Exactly reproduce the entries, dropping any pictures from your copy.

○ ○ ○ ○ ○ ○ ○

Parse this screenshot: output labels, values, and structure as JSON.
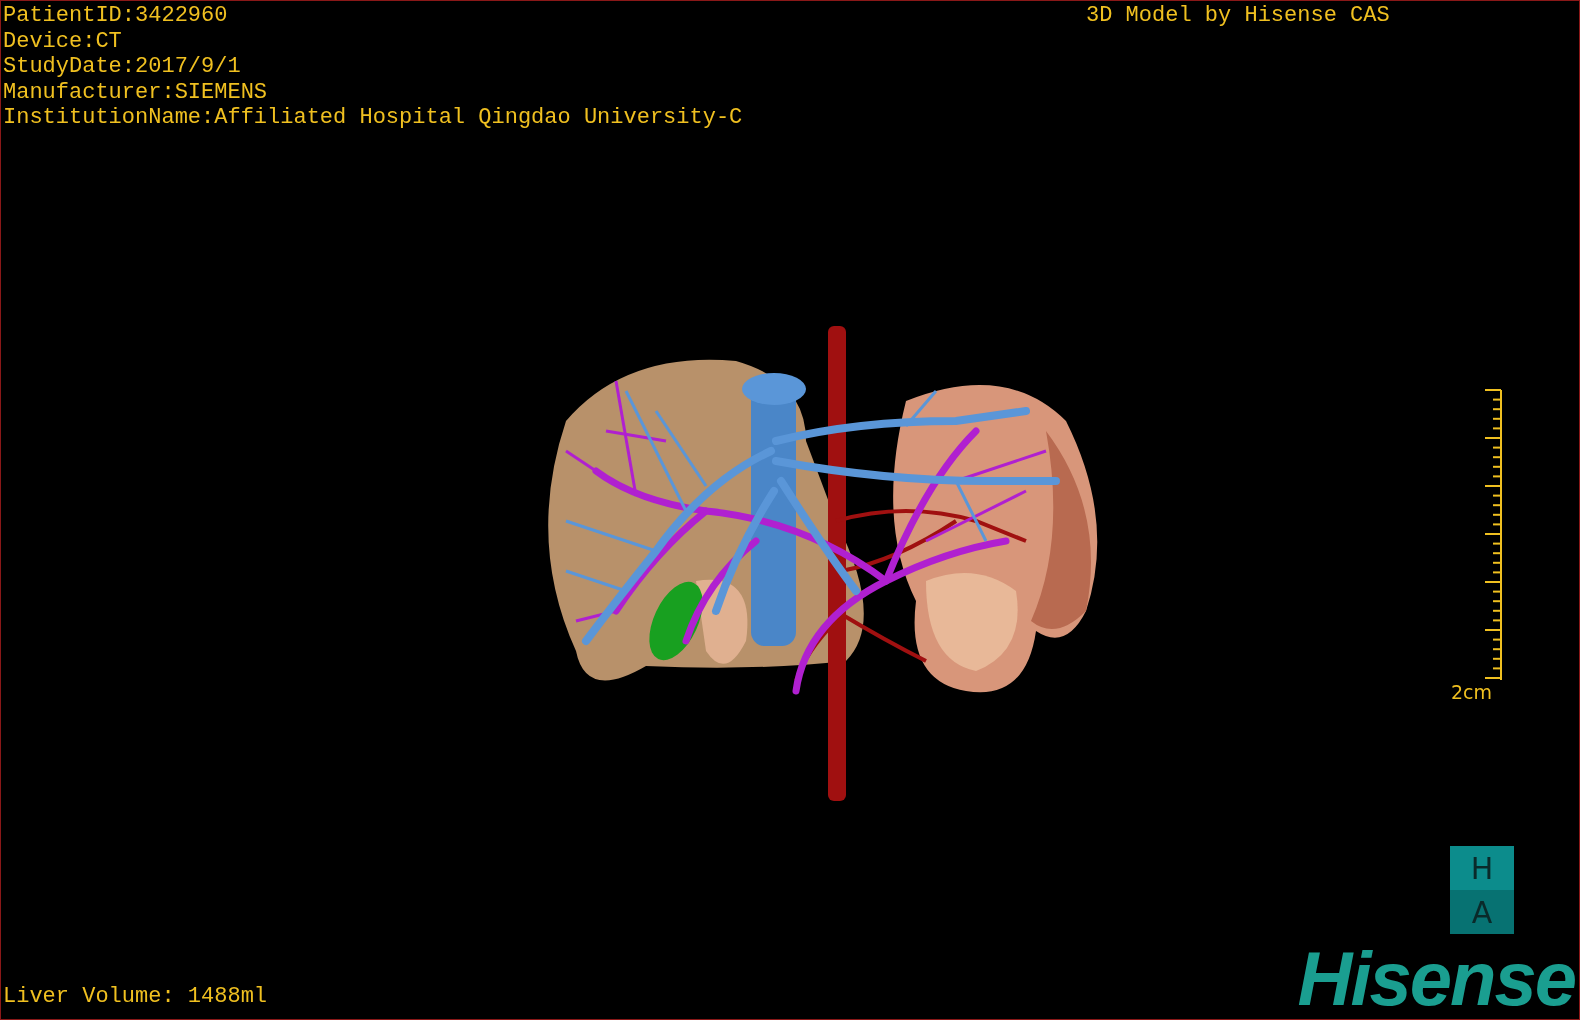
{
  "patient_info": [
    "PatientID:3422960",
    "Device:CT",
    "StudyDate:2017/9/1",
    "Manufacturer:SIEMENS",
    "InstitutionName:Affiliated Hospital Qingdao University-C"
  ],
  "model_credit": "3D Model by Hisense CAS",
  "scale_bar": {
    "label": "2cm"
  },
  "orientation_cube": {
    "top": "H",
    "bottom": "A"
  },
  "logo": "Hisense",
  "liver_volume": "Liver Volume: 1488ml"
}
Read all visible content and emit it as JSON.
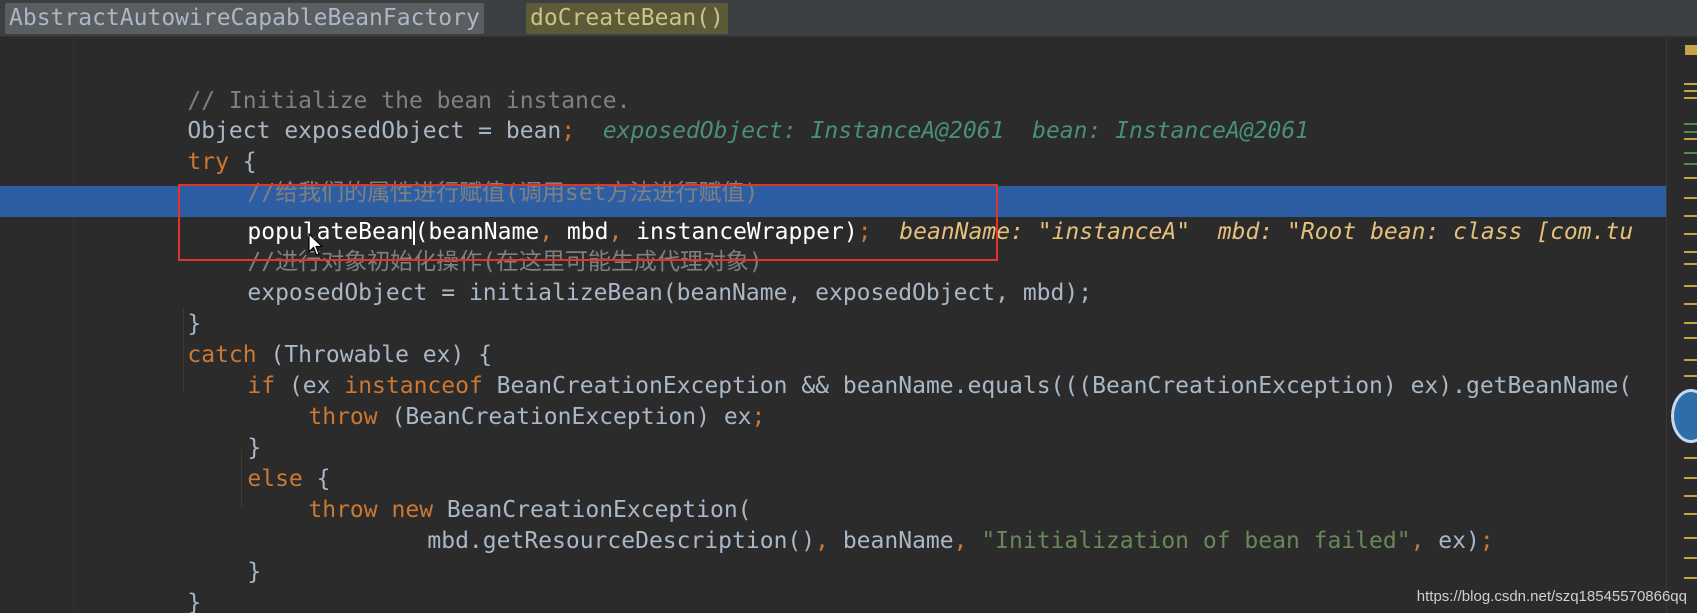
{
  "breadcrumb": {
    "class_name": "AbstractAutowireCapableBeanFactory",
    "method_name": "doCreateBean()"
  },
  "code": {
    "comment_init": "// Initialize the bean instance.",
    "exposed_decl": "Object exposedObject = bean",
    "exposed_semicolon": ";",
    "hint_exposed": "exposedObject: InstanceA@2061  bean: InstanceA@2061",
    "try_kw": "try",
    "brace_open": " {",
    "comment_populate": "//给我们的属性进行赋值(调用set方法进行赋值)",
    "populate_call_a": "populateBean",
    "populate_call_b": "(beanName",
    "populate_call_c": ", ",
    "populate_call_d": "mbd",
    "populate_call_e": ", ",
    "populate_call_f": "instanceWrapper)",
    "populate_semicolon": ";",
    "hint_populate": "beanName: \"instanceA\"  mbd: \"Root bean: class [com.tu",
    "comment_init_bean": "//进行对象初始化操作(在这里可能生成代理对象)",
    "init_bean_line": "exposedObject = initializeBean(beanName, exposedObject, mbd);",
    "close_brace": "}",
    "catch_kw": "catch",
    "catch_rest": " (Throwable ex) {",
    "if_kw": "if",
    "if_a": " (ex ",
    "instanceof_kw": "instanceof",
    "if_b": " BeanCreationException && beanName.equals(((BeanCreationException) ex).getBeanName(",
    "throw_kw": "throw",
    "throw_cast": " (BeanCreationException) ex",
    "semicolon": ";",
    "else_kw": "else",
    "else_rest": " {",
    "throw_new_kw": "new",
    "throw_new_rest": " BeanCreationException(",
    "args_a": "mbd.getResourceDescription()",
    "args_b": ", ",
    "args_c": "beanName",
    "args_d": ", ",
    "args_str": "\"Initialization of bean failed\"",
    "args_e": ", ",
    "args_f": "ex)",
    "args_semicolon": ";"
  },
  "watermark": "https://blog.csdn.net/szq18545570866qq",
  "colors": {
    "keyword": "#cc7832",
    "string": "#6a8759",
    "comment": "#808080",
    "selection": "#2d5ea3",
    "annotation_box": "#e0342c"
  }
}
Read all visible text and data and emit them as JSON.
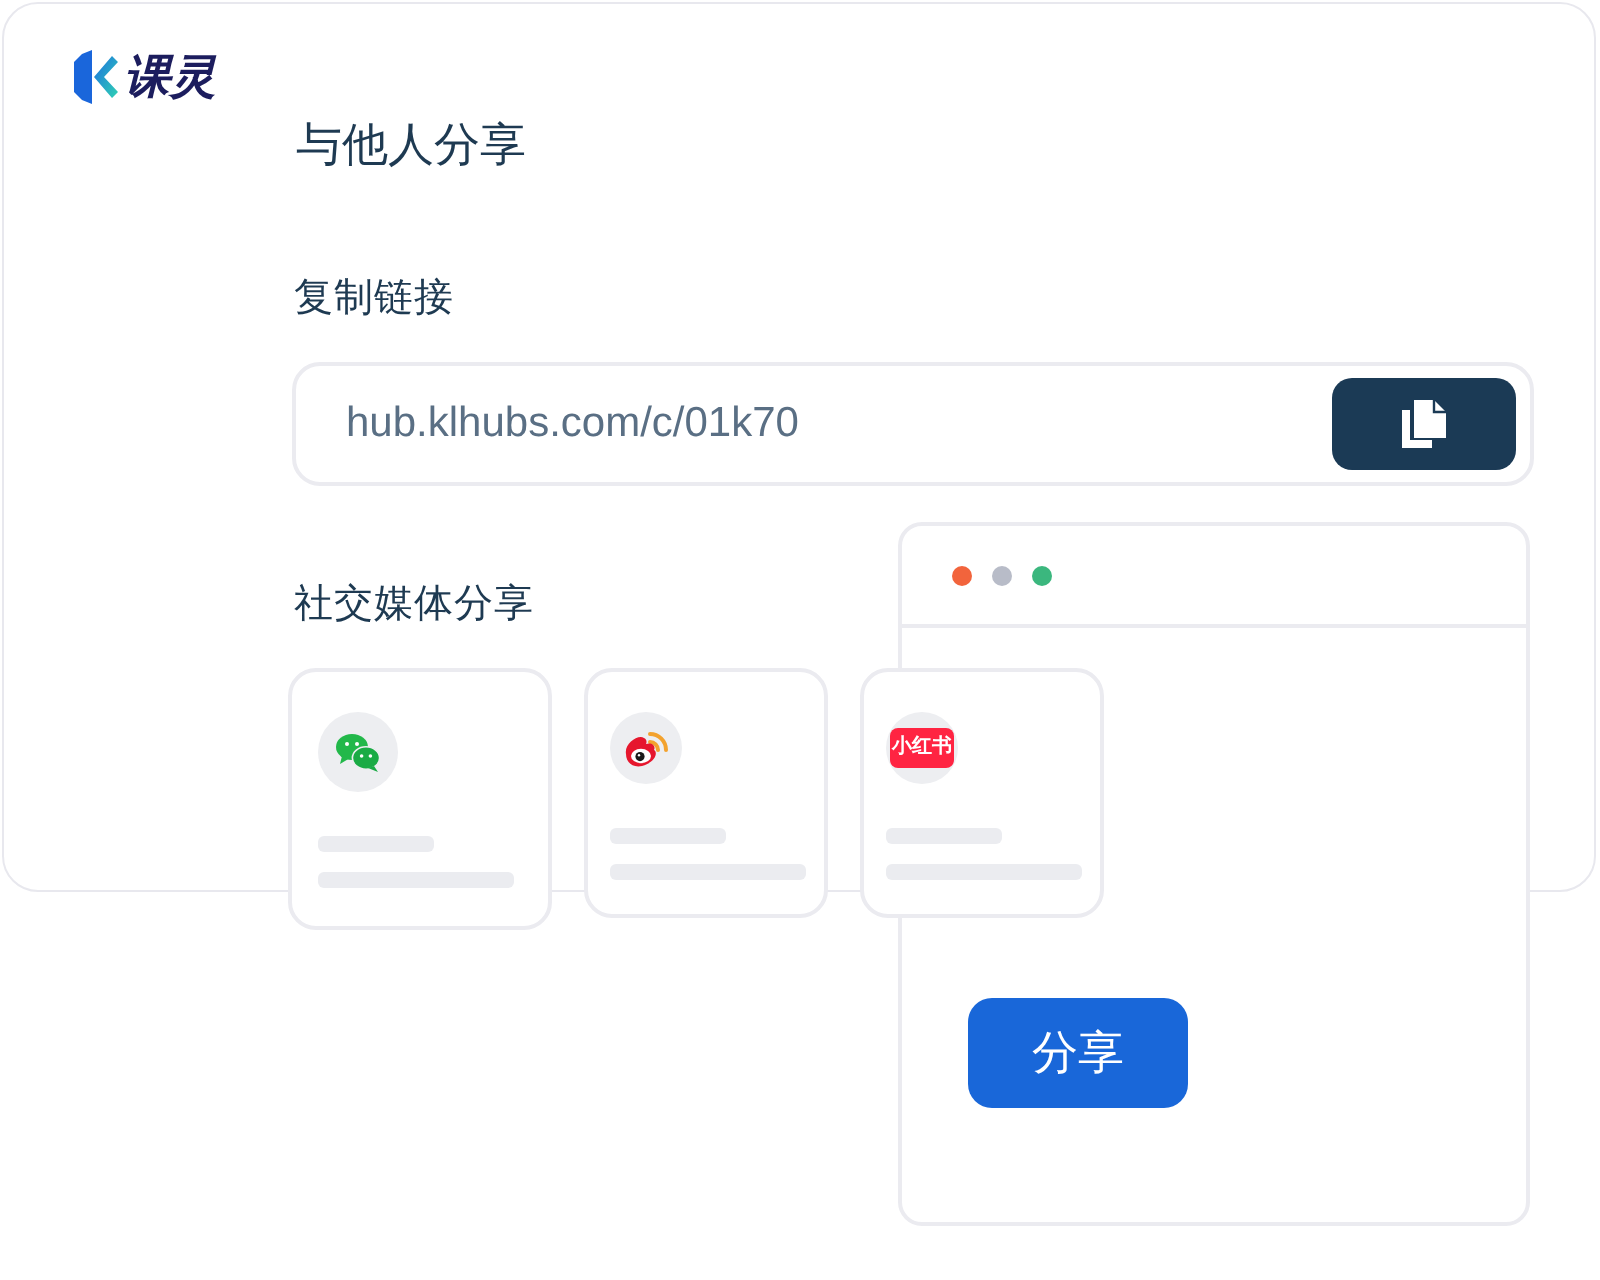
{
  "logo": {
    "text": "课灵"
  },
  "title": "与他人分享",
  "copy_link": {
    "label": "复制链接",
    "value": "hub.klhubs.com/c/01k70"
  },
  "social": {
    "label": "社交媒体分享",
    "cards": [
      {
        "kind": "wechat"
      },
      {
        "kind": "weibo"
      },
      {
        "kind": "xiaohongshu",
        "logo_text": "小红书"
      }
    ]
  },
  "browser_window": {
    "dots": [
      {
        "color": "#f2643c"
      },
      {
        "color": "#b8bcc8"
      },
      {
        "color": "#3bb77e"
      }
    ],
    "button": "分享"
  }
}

○ ○ ○ ○ ○ ○ ○

**CORRECT RESPONSE**.
Parse this screenshot: output labels, values, and structure as JSON.
{
  "patient_info": [
    "PatientID:3422960",
    "Device:CT",
    "StudyDate:2017/9/1",
    "Manufacturer:SIEMENS",
    "InstitutionName:Affiliated Hospital Qingdao University-C"
  ],
  "model_credit": "3D Model by Hisense CAS",
  "scale_bar": {
    "label": "2cm"
  },
  "orientation_cube": {
    "top": "H",
    "bottom": "A"
  },
  "logo": "Hisense",
  "liver_volume": "Liver Volume: 1488ml"
}
Read all visible content and emit it as JSON.
{
  "breadcrumb": {
    "class_name": "AbstractAutowireCapableBeanFactory",
    "method_name": "doCreateBean()"
  },
  "code": {
    "comment_init": "// Initialize the bean instance.",
    "exposed_decl": "Object exposedObject = bean",
    "exposed_semicolon": ";",
    "hint_exposed": "exposedObject: InstanceA@2061  bean: InstanceA@2061",
    "try_kw": "try",
    "brace_open": " {",
    "comment_populate": "//给我们的属性进行赋值(调用set方法进行赋值)",
    "populate_call_a": "populateBean",
    "populate_call_b": "(beanName",
    "populate_call_c": ", ",
    "populate_call_d": "mbd",
    "populate_call_e": ", ",
    "populate_call_f": "instanceWrapper)",
    "populate_semicolon": ";",
    "hint_populate": "beanName: \"instanceA\"  mbd: \"Root bean: class [com.tu",
    "comment_init_bean": "//进行对象初始化操作(在这里可能生成代理对象)",
    "init_bean_line": "exposedObject = initializeBean(beanName, exposedObject, mbd);",
    "close_brace": "}",
    "catch_kw": "catch",
    "catch_rest": " (Throwable ex) {",
    "if_kw": "if",
    "if_a": " (ex ",
    "instanceof_kw": "instanceof",
    "if_b": " BeanCreationException && beanName.equals(((BeanCreationException) ex).getBeanName(",
    "throw_kw": "throw",
    "throw_cast": " (BeanCreationException) ex",
    "semicolon": ";",
    "else_kw": "else",
    "else_rest": " {",
    "throw_new_kw": "new",
    "throw_new_rest": " BeanCreationException(",
    "args_a": "mbd.getResourceDescription()",
    "args_b": ", ",
    "args_c": "beanName",
    "args_d": ", ",
    "args_str": "\"Initialization of bean failed\"",
    "args_e": ", ",
    "args_f": "ex)",
    "args_semicolon": ";"
  },
  "watermark": "https://blog.csdn.net/szq18545570866qq",
  "colors": {
    "keyword": "#cc7832",
    "string": "#6a8759",
    "comment": "#808080",
    "selection": "#2d5ea3",
    "annotation_box": "#e0342c"
  }
}
Read all visible text and data and emit them as JSON.
{
  "logo": {
    "text": "课灵"
  },
  "title": "与他人分享",
  "copy_link": {
    "label": "复制链接",
    "value": "hub.klhubs.com/c/01k70"
  },
  "social": {
    "label": "社交媒体分享",
    "cards": [
      {
        "kind": "wechat"
      },
      {
        "kind": "weibo"
      },
      {
        "kind": "xiaohongshu",
        "logo_text": "小红书"
      }
    ]
  },
  "browser_window": {
    "dots": [
      {
        "color": "#f2643c"
      },
      {
        "color": "#b8bcc8"
      },
      {
        "color": "#3bb77e"
      }
    ],
    "button": "分享"
  }
}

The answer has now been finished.